• Available records:
━━━━━━━━━━
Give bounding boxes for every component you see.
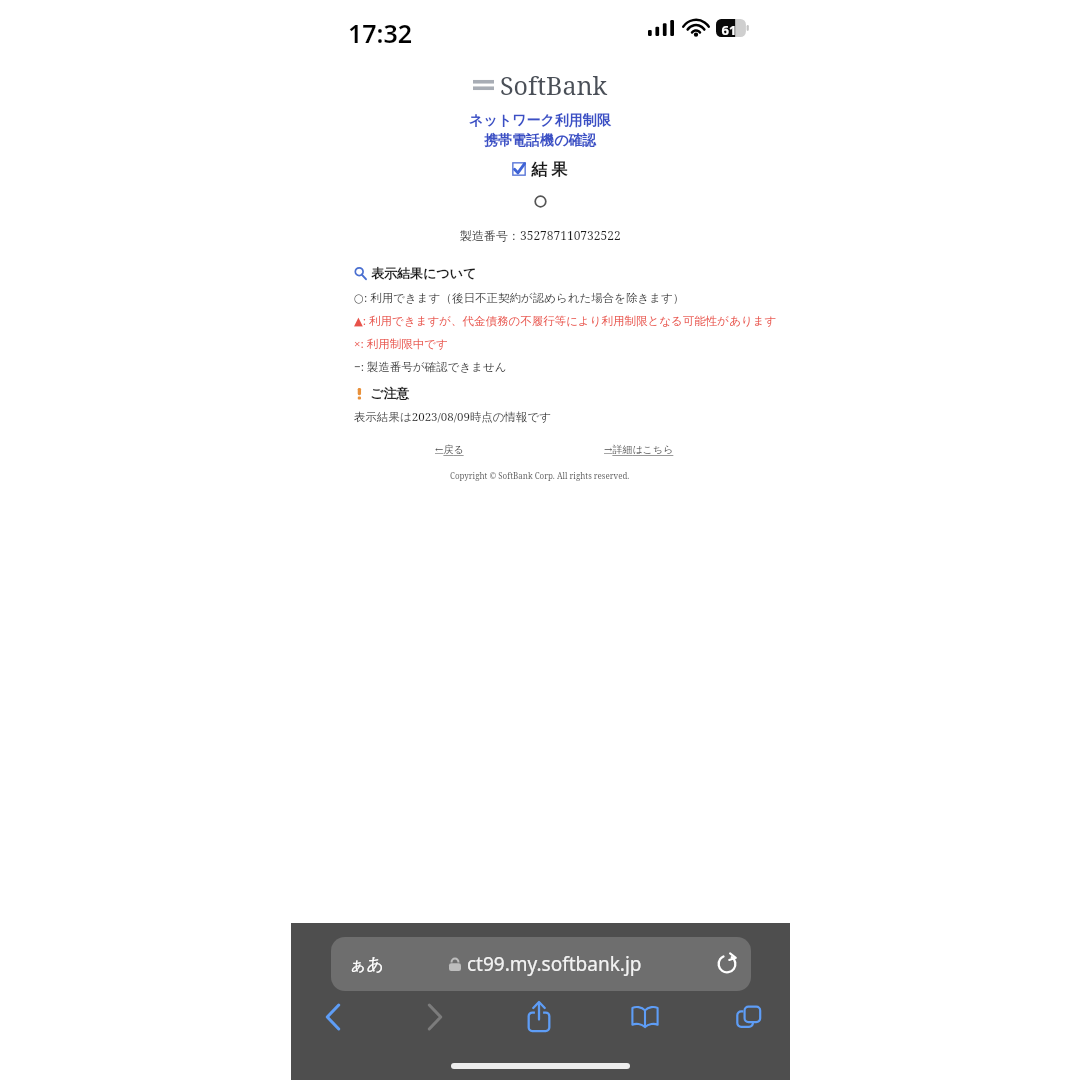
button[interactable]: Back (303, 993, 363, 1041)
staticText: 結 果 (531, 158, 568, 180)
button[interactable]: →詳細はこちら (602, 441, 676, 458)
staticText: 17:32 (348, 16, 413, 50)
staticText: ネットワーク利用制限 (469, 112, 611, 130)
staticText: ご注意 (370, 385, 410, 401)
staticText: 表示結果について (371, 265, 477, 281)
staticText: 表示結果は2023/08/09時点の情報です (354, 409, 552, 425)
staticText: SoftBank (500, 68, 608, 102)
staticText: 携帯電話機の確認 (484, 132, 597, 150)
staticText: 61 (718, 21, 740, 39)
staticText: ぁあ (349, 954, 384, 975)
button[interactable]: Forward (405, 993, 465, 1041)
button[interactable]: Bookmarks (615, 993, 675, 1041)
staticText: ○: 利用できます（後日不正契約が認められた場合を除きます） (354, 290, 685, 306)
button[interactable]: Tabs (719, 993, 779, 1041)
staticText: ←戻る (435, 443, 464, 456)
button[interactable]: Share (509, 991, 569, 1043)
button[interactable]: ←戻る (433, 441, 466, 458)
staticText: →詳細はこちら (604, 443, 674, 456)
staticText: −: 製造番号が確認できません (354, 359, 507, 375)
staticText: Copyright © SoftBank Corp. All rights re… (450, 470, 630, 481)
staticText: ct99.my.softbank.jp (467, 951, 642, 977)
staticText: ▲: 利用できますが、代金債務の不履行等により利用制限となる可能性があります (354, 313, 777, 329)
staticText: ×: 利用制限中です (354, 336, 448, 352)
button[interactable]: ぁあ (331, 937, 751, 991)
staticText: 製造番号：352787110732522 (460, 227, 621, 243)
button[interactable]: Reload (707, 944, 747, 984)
━━━━━━━━━━
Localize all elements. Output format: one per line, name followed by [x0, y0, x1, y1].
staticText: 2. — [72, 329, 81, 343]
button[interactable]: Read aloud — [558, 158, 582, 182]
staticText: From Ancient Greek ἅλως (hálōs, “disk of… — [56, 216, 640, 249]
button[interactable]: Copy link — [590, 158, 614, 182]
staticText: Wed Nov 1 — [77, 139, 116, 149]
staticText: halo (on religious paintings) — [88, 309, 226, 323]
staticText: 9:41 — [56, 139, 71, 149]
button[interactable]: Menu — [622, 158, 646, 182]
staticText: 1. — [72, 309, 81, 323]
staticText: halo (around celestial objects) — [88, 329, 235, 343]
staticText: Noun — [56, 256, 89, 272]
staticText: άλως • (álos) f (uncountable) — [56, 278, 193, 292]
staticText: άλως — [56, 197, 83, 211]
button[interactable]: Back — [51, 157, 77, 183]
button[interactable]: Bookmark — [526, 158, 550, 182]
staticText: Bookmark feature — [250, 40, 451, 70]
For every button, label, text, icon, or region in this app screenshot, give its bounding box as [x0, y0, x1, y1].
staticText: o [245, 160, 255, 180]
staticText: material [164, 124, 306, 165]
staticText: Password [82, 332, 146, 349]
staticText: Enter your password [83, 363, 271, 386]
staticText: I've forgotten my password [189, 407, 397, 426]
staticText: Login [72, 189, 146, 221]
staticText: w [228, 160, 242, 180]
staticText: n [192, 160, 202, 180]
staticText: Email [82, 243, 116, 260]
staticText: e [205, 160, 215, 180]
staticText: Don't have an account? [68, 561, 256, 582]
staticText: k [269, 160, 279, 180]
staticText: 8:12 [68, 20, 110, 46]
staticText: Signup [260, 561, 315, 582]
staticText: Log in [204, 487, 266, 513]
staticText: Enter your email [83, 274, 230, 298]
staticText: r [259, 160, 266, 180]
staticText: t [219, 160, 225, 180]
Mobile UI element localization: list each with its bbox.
━━━━━━━━━━
Pull out the lines of the entries above verbatim, starting at the line that contains "Give bounding boxes" and ending after the line that contains "staticText: ▲: 利用できますが、代金債務の不履行等により利用制限となる可能性があります". Leave the pictures out of your answer.

Give bounding boxes for every component you see.
button[interactable]: Back (303, 993, 363, 1041)
staticText: 結 果 (531, 158, 568, 180)
button[interactable]: →詳細はこちら (602, 441, 676, 458)
staticText: 17:32 (348, 16, 413, 50)
staticText: ネットワーク利用制限 (469, 112, 611, 130)
staticText: ご注意 (370, 385, 410, 401)
staticText: 表示結果について (371, 265, 477, 281)
staticText: 表示結果は2023/08/09時点の情報です (354, 409, 552, 425)
staticText: SoftBank (500, 68, 608, 102)
staticText: 携帯電話機の確認 (484, 132, 597, 150)
staticText: 61 (718, 21, 740, 39)
staticText: ぁあ (349, 954, 384, 975)
button[interactable]: Forward (405, 993, 465, 1041)
button[interactable]: Bookmarks (615, 993, 675, 1041)
staticText: ○: 利用できます（後日不正契約が認められた場合を除きます） (354, 290, 685, 306)
button[interactable]: Tabs (719, 993, 779, 1041)
staticText: ←戻る (435, 443, 464, 456)
button[interactable]: Share (509, 991, 569, 1043)
button[interactable]: ←戻る (433, 441, 466, 458)
staticText: →詳細はこちら (604, 443, 674, 456)
staticText: −: 製造番号が確認できません (354, 359, 507, 375)
staticText: Copyright © SoftBank Corp. All rights re… (450, 470, 630, 481)
staticText: ct99.my.softbank.jp (467, 951, 642, 977)
staticText: ▲: 利用できますが、代金債務の不履行等により利用制限となる可能性があります (354, 313, 777, 329)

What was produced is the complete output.